— start of Raw data —

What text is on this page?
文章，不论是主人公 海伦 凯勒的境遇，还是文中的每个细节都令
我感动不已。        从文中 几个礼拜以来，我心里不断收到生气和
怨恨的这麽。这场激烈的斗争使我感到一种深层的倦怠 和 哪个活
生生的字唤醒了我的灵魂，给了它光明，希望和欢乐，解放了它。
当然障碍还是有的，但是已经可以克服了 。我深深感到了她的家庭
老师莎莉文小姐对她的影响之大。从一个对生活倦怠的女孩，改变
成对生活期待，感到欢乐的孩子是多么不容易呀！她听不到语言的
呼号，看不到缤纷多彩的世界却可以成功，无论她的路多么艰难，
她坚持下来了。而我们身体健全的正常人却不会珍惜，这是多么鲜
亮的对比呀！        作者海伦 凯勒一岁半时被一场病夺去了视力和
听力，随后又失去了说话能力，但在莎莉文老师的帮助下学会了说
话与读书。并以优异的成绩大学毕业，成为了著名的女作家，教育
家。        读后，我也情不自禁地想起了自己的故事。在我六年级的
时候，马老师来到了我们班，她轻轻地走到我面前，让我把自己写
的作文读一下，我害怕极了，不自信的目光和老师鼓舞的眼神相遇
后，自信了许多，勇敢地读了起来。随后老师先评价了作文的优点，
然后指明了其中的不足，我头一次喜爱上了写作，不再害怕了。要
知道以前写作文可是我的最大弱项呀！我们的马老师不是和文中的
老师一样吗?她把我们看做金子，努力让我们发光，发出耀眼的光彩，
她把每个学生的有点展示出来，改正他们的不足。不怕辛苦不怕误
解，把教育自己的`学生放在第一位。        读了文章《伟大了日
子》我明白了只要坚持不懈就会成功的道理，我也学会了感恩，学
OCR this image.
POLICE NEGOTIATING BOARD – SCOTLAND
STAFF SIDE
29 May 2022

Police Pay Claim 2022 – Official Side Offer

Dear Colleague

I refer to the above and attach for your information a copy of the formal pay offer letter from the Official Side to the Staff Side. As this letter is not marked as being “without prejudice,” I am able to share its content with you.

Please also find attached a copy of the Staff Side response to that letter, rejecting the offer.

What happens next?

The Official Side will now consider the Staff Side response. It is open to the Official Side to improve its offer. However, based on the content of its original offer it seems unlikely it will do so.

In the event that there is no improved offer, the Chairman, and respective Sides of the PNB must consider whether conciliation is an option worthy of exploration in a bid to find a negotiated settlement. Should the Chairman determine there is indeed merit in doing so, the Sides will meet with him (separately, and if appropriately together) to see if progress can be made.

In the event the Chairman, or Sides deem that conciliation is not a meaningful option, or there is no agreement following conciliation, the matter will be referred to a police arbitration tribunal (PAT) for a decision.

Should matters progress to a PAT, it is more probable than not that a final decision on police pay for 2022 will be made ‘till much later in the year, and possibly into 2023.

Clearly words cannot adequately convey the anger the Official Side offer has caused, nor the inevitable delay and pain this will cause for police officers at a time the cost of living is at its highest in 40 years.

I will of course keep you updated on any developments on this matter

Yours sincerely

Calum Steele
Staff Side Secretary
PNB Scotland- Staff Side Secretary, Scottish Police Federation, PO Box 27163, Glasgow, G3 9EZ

— end of Raw data —

Problem details:
Only lines with the word "Secretary" are wanted, so copy each one from the records.

The answer:
Staff Side Secretary
PNB Scotland- Staff Side Secretary, Scottish Police Federation, PO Box 27163, Glasgow, G3 9EZ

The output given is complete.